[Records contained in a dataset]
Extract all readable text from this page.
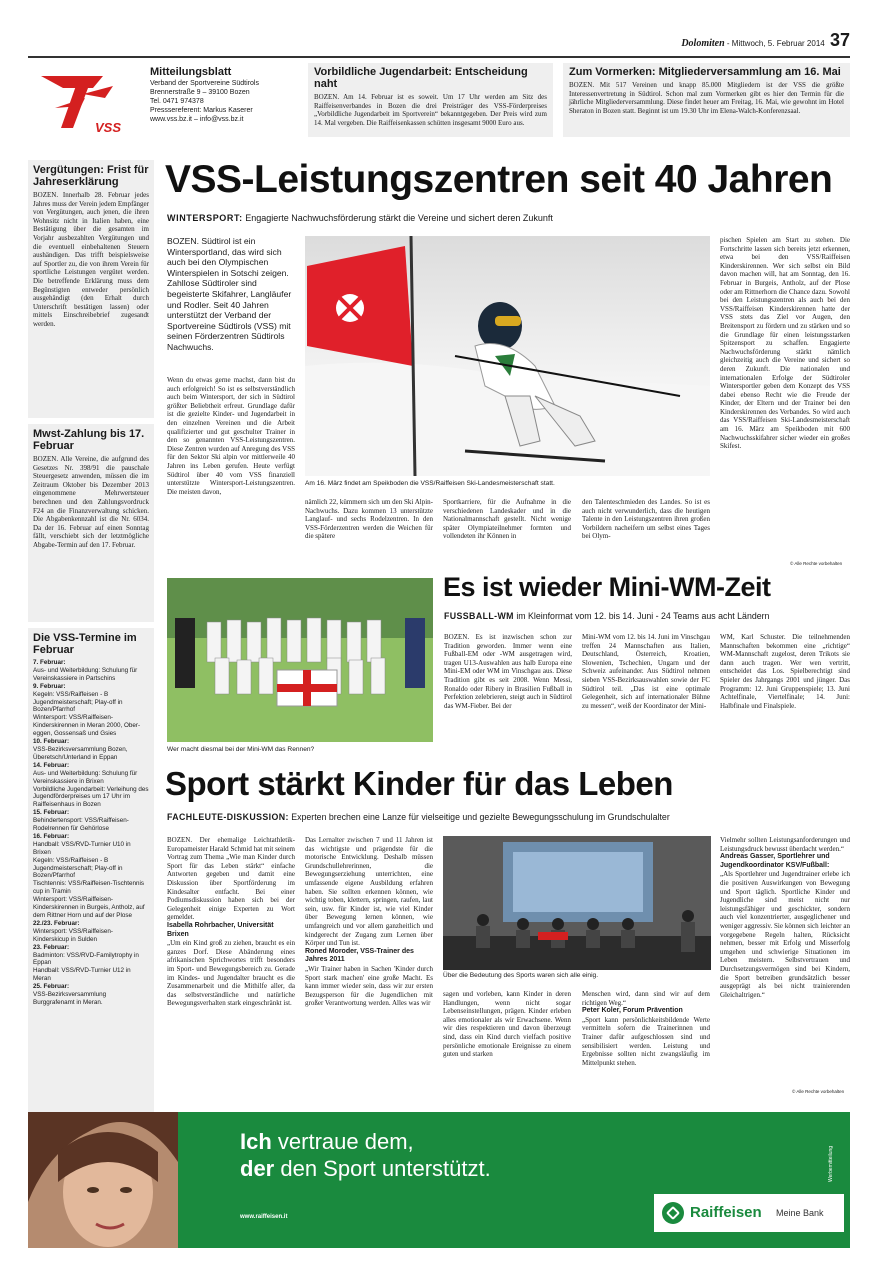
Dolomiten - Mittwoch, 5. Februar 2014 37
VSS
Mitteilungsblatt
Verband der Sportvereine Südtirols
Brennerstraße 9 – 39100 Bozen
Tel. 0471 974378
Presssereferent: Markus Kaserer
www.vss.bz.it – info@vss.bz.it
Vorbildliche Jugendarbeit: Entscheidung naht
BOZEN. Am 14. Februar ist es soweit. Um 17 Uhr werden am Sitz des Raiffeisenverbandes in Bozen die drei Preisträger des VSS-Förderpreises „Vorbildliche Jugendarbeit im Sportverein“ bekanntgegeben. Der Preis wird zum 14. Mal vergeben. Die Raiffeisenkassen schütten insgesamt 9000 Euro aus.
Zum Vormerken: Mitgliederversammlung am 16. Mai
BOZEN. Mit 517 Vereinen und knapp 85.000 Mitgliedern ist der VSS die größte Interessenvertretung in Südtirol. Schon mal zum Vormerken gibt es hier den Termin für die jährliche Mitgliederversammlung. Diese findet heuer am Freitag, 16. Mai, wie gewohnt im Hotel Sheraton in Bozen statt. Beginnt ist um 19.30 Uhr im Elena-Walch-Konferenzsaal.
Vergütungen: Frist für Jahreserklärung
BOZEN. Innerhalb 28. Februar jedes Jahres muss der Verein jedem Empfänger von Vergütungen, auch jenen, die ihren Wohnsitz nicht in Italien haben, eine Bestätigung über die gesamten im Vorjahr ausbezahlten Vergütungen und die eventuell einbehaltenen Steuern aushändigen. Das trifft beispielsweise auf Sportler zu, die von ihrem Verein für sportliche Leistungen vergütet werden. Die betreffende Erklärung muss dem Begünstigten entweder persönlich ausgehändigt (den Erhalt durch Unterschrift bestätigen lassen) oder mittels Einschreibebrief zugesandt werden.
Mwst-Zahlung bis 17. Februar
BOZEN. Alle Vereine, die aufgrund des Gesetzes Nr. 398/91 die pauschale Steuergesetz anwenden, müssen die im Zeitraum Oktober bis Dezember 2013 eingenommene Mehrwertsteuer berechnen und den Zahlungsvordruck F24 an die Finanzverwaltung schicken. Die Abgabenkennzahl ist die Nr. 6034. Da der 16. Februar auf einen Sonntag fällt, verschiebt sich der letztmögliche Abgabe-Termin auf den 17. Februar.
Die VSS-Termine im Februar
7. Februar:
Aus- und Weiterbildung: Schulung für Vereinskassiere in Partschins
9. Februar:
Kegeln: VSS/Raiffeisen - B Jugendmeisterschaft; Play-off in Bozen/Pfarrhof
Wintersport: VSS/Raiffeisen-Kinderskirennen in Meran 2000, Ober-eggen, Gossensaß und Gsies
10. Februar:
VSS-Bezirksversammlung Bozen, Überetsch/Unterland in Eppan
14. Februar:
Aus- und Weiterbildung: Schulung für Vereinskassiere in Brixen
Vorbildliche Jugendarbeit: Verleihung des Jugendförderpreises um 17 Uhr im Raiffeisenhaus in Bozen
15. Februar:
Behindertensport: VSS/Raiffeisen-Rodelrennen für Gehörlose
16. Februar:
Handball: VSS/RVD-Turnier U10 in Brixen
Kegeln: VSS/Raiffeisen - B Jugendmeisterschaft; Play-off in Bozen/Pfarrhof
Tischtennis: VSS/Raiffeisen-Tischtennis cup in Tramin
Wintersport: VSS/Raiffeisen-Kinderskirennen in Burgeis, Antholz, auf dem Rittner Horn und auf der Plose
22./23. Februar:
Wintersport: VSS/Raiffeisen-Kinderskicup in Sulden
23. Februar:
Badminton: VSS/RVD-Familytrophy in Eppan
Handball: VSS/RVD-Turnier U12 in Meran
25. Februar:
VSS-Bezirksversammlung Burggrafenamt in Meran.
VSS-Leistungszentren seit 40 Jahren
WINTERSPORT: Engagierte Nachwuchsförderung stärkt die Vereine und sichert deren Zukunft
BOZEN. Südtirol ist ein Wintersportland, das wird sich auch bei den Olympischen Winterspielen in Sotschi zeigen. Zahllose Südtiroler sind begeisterte Skifahrer, Langläufer und Rodler. Seit 40 Jahren unterstützt der Verband der Sportvereine Südtirols (VSS) mit seinen Förderzentren Südtirols Nachwuchs.
Wenn du etwas gerne machst, dann bist du auch erfolgreich! So ist es selbstverständlich auch beim Wintersport, der sich in Südtirol größter Beliebtheit erfreut. Grundlage dafür ist die gezielte Kinder- und Jugendarbeit in den einzelnen Vereinen und die Arbeit qualifizierter und gut geschulter Trainer in den so genannten VSS-Leistungszentren. Diese Zentren wurden auf Anregung des VSS für den Sektor Ski alpin vor mittlerweile 40 Jahren ins Leben gerufen. Heute verfügt Südtirol über 40 vom VSS finanziell unterstützte Wintersport-Leistungszentren. Die meisten davon,
Am 16. März findet am Speikboden die VSS/Raiffeisen Ski-Landesmeisterschaft statt.
nämlich 22, kümmern sich um den Ski Alpin-Nachwuchs. Dazu kommen 13 unterstützte Langlauf- und sechs Rodelzentren. In den VSS-Förderzentren werden die Weichen für die spätere
Sportkarriere, für die Aufnahme in die verschiedenen Landeskader und in die Nationalmannschaft gestellt. Nicht wenige später Olympiateilnehmer formten und vollendeten ihr Können in
den Talenteschmieden des Landes. So ist es auch nicht verwunderlich, dass die heutigen Talente in den Leistungszentren ihren großen Vorbildern nacheifern um selbst eines Tages bei Olym-
pischen Spielen am Start zu stehen. Die Fortschritte lassen sich bereits jetzt erkennen, etwa bei den VSS/Raiffeisen Kinderskirennen. Wer sich selbst ein Bild davon machen will, hat am Sonntag, den 16. Februar in Burgeis, Antholz, auf der Plose oder am Rittnerhorn die Chance dazu. Sowohl bei den Leistungszentren als auch bei den VSS/Raiffeisen Kinderskirennen hatte der VSS stets das Ziel vor Augen, den Breitensport zu fördern und zu stärken und so die Grundlage für einen leistungsstarken Spitzensport zu schaffen. Engagierte Nachwuchsförderung stärkt nämlich gleichzeitig auch die Vereine und sichert so deren Zukunft. Die nationalen und internationalen Erfolge der Südtiroler Wintersportler geben dem Konzept des VSS dabei ebenso Recht wie die Freude der Kinder, der Eltern und der Trainer bei den Kinderskirennen des Verbandes. So wird auch das VSS/Raiffeisen Ski-Landesmeisterschaft am 16. März am Speikboden mit 600 Nachwuchsskifahrer sicher wieder ein großes Skifest.
© Alle Rechte vorbehalten
Wer macht diesmal bei der Mini-WM das Rennen?
Es ist wieder Mini-WM-Zeit
FUSSBALL-WM im Kleinformat vom 12. bis 14. Juni - 24 Teams aus acht Ländern
BOZEN. Es ist inzwischen schon zur Tradition geworden. Immer wenn eine Fußball-EM oder -WM ausgetragen wird, tragen U13-Auswahlen aus halb Europa eine Mini-EM oder WM im Vinschgau aus. Diese Tradition gibt es seit 2008. Wenn Messi, Ronaldo oder Ribery in Brasilien Fußball in Perfektion zelebrieren, steigt auch in Südtirol das WM-Fieber. Bei der
Mini-WM vom 12. bis 14. Juni im Vinschgau treffen 24 Mannschaften aus Italien, Deutschland, Österreich, Kroatien, Slowenien, Tschechien, Ungarn und der Schweiz aufeinander. Aus Südtirol nehmen sieben VSS-Bezirksauswahlen sowie der FC Südtirol teil. „Das ist eine optimale Gelegenheit, sich auf internationaler Bühne zu messen“, weiß der Koordinator der Mini-
WM, Karl Schuster. Die teilnehmenden Mannschaften bekommen eine „richtige“ WM-Mannschaft zugelost, deren Trikots sie dann auch tragen. Wer wen vertritt, entscheidet das Los. Spielberechtigt sind Spieler des Jahrgangs 2001 und jünger. Das Programm: 12. Juni Gruppenspiele; 13. Juni Achtelfinale, Viertelfinale; 14. Juni: Halbfinale und Finalspiele.
Sport stärkt Kinder für das Leben
FACHLEUTE-DISKUSSION: Experten brechen eine Lanze für vielseitige und gezielte Bewegungsschulung im Grundschulalter
BOZEN. Der ehemalige Leichtathletik-Europameister Harald Schmid hat mit seinem Vortrag zum Thema „Wie man Kinder durch Sport für das Leben stärkt“ einfache Antworten gegeben und damit eine Diskussion über Sportförderung im Kindesalter entfacht. Bei einer Podiumsdiskussion haben sich bei der Gelegenheit einige Experten zu Wort gemeldet.
Isabella Rohrbacher, Universität Brixen
„Um ein Kind groß zu ziehen, braucht es ein ganzes Dorf. Diese Abänderung eines afrikanischen Sprichwortes trifft besonders im Sport- und Bewegungsbereich zu. Gerade im Kindes- und Jugendalter braucht es die Zusammenarbeit und die Mithilfe aller, da das selbstverständliche und natürliche Bewegungsverhalten stark eingeschränkt ist.
Das Lernalter zwischen 7 und 11 Jahren ist das wichtigste und prägendste für die motorische Entwicklung. Deshalb müssen Grundschullehrerinnen, die Bewegungserziehung unterrichten, eine umfassende eigene Ausbildung erfahren haben. Sie sollten erkennen können, wie wichtig toben, klettern, springen, raufen, laut sein, usw. für Kinder ist, wie viel Kinder über Bewegung lernen können, wie umfangreich und vor allem ganzheitlich und kindgerecht der Zugang zum Lernen über Körper und Tun ist.
Roned Moroder, VSS-Trainer des Jahres 2011
„Wir Trainer haben in Sachen 'Kinder durch Sport stark machen' eine große Macht. Es kann immer wieder sein, dass wir zur ersten Bezugsperson für die Jugendlichen mit großer Verantwortung werden. Alles was wir
Über die Bedeutung des Sports waren sich alle einig.
sagen und vorleben, kann Kinder in deren Handlungen, wenn nicht sogar Lebenseinstellungen, prägen. Kinder erleben alles emotionaler als wir Erwachsene. Wenn wir dies respektieren und davon überzeugt sind, dass ein Kind durch vielfach positive persönliche emotionale Ereignisse zu einem guten und starken
Menschen wird, dann sind wir auf dem richtigen Weg.“
Peter Koler, Forum Prävention
„Sport kann persönlichkeitsbildende Werte vermitteln sofern die Trainerinnen und Trainer dafür aufgeschlossen sind und sensibilisiert werden. Leistung und Ergebnisse sollten nicht zwangsläufig im Mittelpunkt stehen.
Vielmehr sollten Leistungsanforderungen und Leistungsdruck bewusst überdacht werden.“
Andreas Gasser, Sportlehrer und Jugendkoordinator KSV/Fußball:
„Als Sportlehrer und Jugendtrainer erlebe ich die positiven Auswirkungen von Bewegung und Sport täglich. Sportliche Kinder und Jugendliche sind meist nicht nur leistungsfähiger und geschickter, sondern auch viel konzentrierter, ausgeglichener und weniger aggressiv. Sie können sich leichter an vorgegebene Regeln halten, Rücksicht nehmen, besser mit Erfolg und Misserfolg umgehen und schwierige Situationen im Leben meistern. Selbstvertrauen und Durchsetzungsvermögen sind bei Kindern, die Sport betreiben grundsätzlich besser ausgeprägt als bei nicht trainierenden Gleichaltrigen.“
© Alle Rechte vorbehalten
Ich vertraue dem,
der den Sport unterstützt.
www.raiffeisen.it	Raiffeisen Meine Bank
Werbemitteilung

## PROBLEM TO SOLVE
Among the entries above, how many lines have the string "gibt" in them? Only the number should be given.

## TASK ANSWER
2